• _Directions for this task_: Go through the data and copy every line exactly, but not the images.

Dataset rows
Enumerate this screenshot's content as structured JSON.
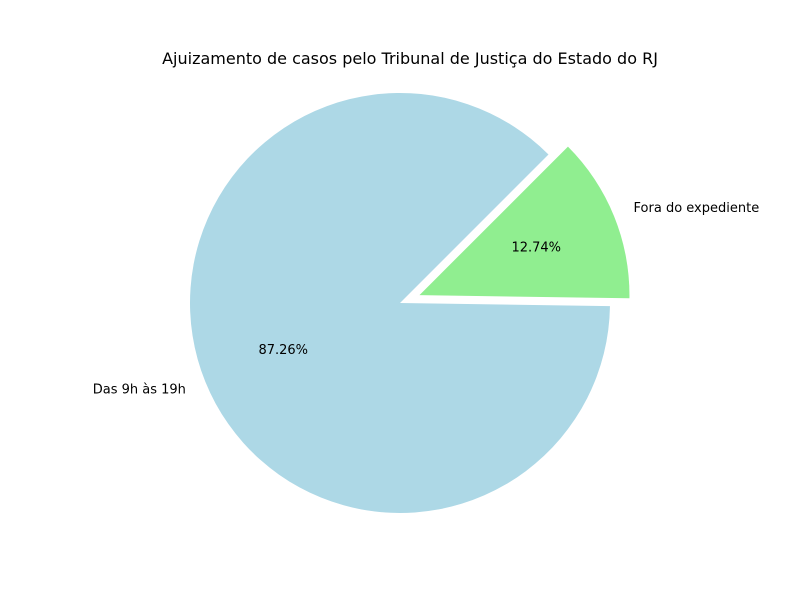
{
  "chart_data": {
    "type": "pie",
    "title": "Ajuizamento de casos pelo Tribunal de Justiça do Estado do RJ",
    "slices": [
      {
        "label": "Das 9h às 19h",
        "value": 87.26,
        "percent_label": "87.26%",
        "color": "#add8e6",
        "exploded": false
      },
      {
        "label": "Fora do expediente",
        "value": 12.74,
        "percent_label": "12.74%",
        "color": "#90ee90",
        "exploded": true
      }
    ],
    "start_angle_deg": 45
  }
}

• _Complete response_:
Enumerate this screenshot's content as structured JSON.
{
  "chart_data": {
    "type": "pie",
    "title": "Ajuizamento de casos pelo Tribunal de Justiça do Estado do RJ",
    "slices": [
      {
        "label": "Das 9h às 19h",
        "value": 87.26,
        "percent_label": "87.26%",
        "color": "#add8e6",
        "exploded": false
      },
      {
        "label": "Fora do expediente",
        "value": 12.74,
        "percent_label": "12.74%",
        "color": "#90ee90",
        "exploded": true
      }
    ],
    "start_angle_deg": 45
  }
}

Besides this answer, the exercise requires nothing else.